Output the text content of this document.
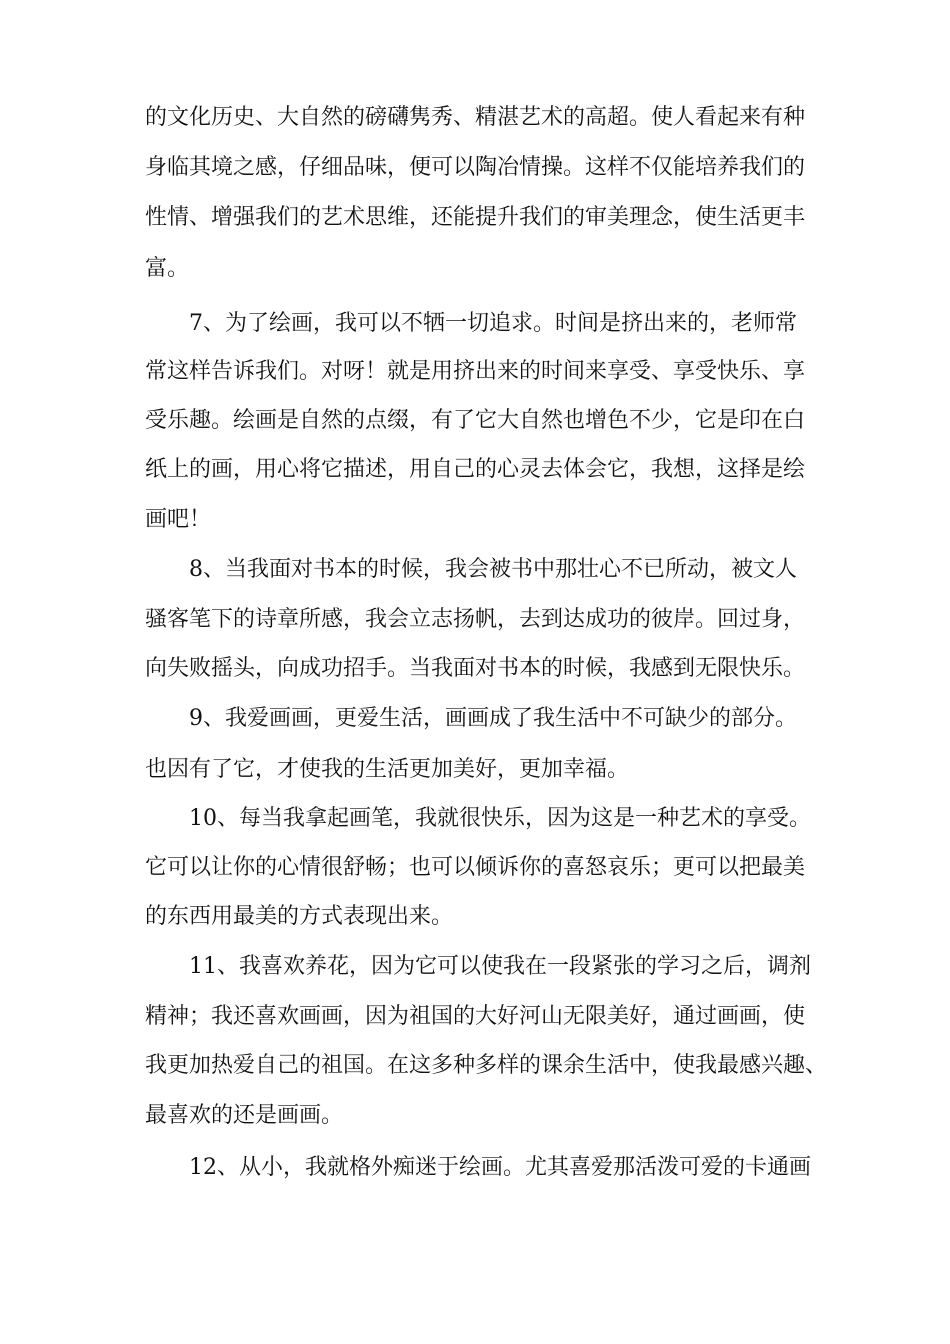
的文化历史、大自然的磅礴隽秀、精湛艺术的高超。使人看起来有种
身临其境之感，仔细品味，便可以陶冶情操。这样不仅能培养我们的
性情、增强我们的艺术思维，还能提升我们的审美理念，使生活更丰
富。
7、为了绘画，我可以不牺一切追求。时间是挤出来的，老师常
常这样告诉我们。对呀！就是用挤出来的时间来享受、享受快乐、享
受乐趣。绘画是自然的点缀，有了它大自然也增色不少，它是印在白
纸上的画，用心将它描述，用自己的心灵去体会它，我想，这择是绘
画吧！
8、当我面对书本的时候，我会被书中那壮心不已所动，被文人
骚客笔下的诗章所感，我会立志扬帆，去到达成功的彼岸。回过身，
向失败摇头，向成功招手。当我面对书本的时候，我感到无限快乐。
9、我爱画画，更爱生活，画画成了我生活中不可缺少的部分。
也因有了它，才使我的生活更加美好，更加幸福。
10、每当我拿起画笔，我就很快乐，因为这是一种艺术的享受。
它可以让你的心情很舒畅；也可以倾诉你的喜怒哀乐；更可以把最美
的东西用最美的方式表现出来。
11、我喜欢养花，因为它可以使我在一段紧张的学习之后，调剂
精神；我还喜欢画画，因为祖国的大好河山无限美好，通过画画，使
我更加热爱自己的祖国。在这多种多样的课余生活中，使我最感兴趣、
最喜欢的还是画画。
12、从小，我就格外痴迷于绘画。尤其喜爱那活泼可爱的卡通画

Written exercise :: Pictures don't belong in the copy. Transcribe every record exactly as it appears.

Task output ::
Output the text content of this document.
的文化历史、大自然的磅礴隽秀、精湛艺术的高超。使人看起来有种
身临其境之感，仔细品味，便可以陶冶情操。这样不仅能培养我们的
性情、增强我们的艺术思维，还能提升我们的审美理念，使生活更丰
富。
7、为了绘画，我可以不牺一切追求。时间是挤出来的，老师常
常这样告诉我们。对呀！就是用挤出来的时间来享受、享受快乐、享
受乐趣。绘画是自然的点缀，有了它大自然也增色不少，它是印在白
纸上的画，用心将它描述，用自己的心灵去体会它，我想，这择是绘
画吧！
8、当我面对书本的时候，我会被书中那壮心不已所动，被文人
骚客笔下的诗章所感，我会立志扬帆，去到达成功的彼岸。回过身，
向失败摇头，向成功招手。当我面对书本的时候，我感到无限快乐。
9、我爱画画，更爱生活，画画成了我生活中不可缺少的部分。
也因有了它，才使我的生活更加美好，更加幸福。
10、每当我拿起画笔，我就很快乐，因为这是一种艺术的享受。
它可以让你的心情很舒畅；也可以倾诉你的喜怒哀乐；更可以把最美
的东西用最美的方式表现出来。
11、我喜欢养花，因为它可以使我在一段紧张的学习之后，调剂
精神；我还喜欢画画，因为祖国的大好河山无限美好，通过画画，使
我更加热爱自己的祖国。在这多种多样的课余生活中，使我最感兴趣、
最喜欢的还是画画。
12、从小，我就格外痴迷于绘画。尤其喜爱那活泼可爱的卡通画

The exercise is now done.